Stated task: How many lines of the records hold the string "ylabel"? Reply with the number alone.

Data entries:
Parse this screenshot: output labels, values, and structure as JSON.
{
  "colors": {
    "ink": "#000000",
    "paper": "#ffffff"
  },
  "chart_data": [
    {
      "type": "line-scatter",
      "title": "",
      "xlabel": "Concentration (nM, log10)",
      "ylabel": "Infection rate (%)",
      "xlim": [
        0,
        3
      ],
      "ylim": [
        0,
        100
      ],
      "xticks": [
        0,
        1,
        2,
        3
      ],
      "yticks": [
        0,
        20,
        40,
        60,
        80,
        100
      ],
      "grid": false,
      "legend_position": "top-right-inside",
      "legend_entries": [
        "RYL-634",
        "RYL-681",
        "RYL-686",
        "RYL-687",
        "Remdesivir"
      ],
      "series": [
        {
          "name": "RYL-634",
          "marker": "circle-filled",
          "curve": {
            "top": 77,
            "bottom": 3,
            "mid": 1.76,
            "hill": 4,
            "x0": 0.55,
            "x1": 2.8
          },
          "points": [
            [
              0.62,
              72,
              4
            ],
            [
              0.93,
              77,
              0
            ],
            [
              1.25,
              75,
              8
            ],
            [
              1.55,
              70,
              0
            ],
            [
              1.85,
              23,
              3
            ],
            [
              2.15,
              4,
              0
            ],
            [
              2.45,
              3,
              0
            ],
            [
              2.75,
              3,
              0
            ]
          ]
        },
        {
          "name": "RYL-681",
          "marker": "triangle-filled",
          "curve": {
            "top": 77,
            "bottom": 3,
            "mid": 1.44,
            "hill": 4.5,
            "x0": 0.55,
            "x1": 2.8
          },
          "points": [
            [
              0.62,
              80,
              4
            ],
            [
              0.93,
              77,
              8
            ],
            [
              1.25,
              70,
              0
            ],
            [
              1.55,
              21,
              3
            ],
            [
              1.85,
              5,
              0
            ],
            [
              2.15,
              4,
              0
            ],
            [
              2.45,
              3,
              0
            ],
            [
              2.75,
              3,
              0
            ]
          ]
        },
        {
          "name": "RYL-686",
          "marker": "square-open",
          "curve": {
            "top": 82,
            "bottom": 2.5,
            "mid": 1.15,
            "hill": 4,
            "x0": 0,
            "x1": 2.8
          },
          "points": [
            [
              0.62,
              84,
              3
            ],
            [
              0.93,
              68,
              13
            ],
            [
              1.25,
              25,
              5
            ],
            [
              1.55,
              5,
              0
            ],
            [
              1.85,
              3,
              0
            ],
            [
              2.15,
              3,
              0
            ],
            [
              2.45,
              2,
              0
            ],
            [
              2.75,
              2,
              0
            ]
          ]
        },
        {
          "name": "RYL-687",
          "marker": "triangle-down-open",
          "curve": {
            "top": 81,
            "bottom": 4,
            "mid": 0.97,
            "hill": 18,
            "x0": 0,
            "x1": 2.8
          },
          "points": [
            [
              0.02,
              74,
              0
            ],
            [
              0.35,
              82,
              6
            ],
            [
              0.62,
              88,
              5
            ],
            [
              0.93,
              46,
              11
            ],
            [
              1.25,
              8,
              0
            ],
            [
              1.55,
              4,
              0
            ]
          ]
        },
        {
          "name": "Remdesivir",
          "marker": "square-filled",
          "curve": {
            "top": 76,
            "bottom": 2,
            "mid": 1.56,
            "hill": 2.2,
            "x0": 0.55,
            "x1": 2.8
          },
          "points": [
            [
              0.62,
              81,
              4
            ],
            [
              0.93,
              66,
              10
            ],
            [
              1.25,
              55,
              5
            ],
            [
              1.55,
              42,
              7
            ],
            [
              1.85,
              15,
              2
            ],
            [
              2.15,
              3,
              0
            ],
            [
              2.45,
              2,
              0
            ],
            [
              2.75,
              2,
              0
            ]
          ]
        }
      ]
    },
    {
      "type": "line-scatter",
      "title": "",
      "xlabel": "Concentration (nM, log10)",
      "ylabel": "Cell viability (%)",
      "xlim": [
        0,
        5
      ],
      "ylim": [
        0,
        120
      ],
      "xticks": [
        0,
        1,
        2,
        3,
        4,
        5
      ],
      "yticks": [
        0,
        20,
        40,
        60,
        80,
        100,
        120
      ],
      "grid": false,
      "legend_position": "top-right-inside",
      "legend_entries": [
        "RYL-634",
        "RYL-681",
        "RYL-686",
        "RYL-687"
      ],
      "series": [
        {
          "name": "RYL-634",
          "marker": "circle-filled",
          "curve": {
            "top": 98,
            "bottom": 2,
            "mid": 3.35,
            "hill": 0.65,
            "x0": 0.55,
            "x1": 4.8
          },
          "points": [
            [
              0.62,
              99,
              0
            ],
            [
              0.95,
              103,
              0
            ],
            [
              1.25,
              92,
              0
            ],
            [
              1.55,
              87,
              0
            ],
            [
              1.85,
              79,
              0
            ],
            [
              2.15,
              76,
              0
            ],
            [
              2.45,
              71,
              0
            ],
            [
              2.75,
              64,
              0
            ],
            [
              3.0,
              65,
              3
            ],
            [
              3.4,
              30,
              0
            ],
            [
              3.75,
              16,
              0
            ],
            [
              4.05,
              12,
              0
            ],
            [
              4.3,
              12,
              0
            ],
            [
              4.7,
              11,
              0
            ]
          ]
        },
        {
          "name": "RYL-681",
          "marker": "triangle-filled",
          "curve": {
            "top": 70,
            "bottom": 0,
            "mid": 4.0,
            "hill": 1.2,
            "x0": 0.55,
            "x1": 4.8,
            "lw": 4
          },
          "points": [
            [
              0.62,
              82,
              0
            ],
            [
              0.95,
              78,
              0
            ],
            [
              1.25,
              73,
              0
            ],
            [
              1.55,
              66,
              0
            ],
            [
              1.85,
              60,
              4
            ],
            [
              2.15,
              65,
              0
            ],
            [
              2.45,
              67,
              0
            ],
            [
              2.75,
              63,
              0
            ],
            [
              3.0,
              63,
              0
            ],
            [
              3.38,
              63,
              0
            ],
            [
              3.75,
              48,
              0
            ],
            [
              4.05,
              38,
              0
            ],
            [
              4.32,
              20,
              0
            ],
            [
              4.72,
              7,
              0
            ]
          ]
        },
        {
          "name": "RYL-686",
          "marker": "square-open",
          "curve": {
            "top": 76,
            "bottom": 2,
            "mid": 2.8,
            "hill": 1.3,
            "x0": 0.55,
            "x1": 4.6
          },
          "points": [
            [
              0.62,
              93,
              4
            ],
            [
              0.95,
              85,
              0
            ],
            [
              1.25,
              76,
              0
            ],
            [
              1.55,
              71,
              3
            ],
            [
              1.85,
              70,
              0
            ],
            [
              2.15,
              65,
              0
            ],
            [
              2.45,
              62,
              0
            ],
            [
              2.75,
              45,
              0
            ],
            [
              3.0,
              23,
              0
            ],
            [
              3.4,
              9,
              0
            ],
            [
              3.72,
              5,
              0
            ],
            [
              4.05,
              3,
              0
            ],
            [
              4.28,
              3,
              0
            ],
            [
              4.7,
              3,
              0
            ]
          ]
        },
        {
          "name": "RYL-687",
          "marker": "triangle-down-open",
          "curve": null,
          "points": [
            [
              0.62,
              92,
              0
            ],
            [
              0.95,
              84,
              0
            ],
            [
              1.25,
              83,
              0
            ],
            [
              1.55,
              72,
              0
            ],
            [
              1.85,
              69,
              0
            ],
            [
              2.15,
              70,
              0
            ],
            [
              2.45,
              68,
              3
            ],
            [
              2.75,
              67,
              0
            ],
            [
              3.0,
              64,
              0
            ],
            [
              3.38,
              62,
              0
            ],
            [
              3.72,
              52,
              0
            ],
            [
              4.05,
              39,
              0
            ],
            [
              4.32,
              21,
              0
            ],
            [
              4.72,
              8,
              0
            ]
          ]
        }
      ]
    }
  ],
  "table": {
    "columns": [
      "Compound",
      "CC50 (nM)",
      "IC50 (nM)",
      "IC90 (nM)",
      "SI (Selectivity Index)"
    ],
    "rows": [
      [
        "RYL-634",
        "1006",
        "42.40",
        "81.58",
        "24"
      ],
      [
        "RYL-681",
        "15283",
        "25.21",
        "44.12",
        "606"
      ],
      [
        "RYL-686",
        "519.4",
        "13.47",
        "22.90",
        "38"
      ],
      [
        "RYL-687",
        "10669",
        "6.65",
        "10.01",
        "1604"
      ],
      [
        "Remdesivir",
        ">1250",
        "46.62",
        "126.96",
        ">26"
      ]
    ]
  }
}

Response to the exercise: 2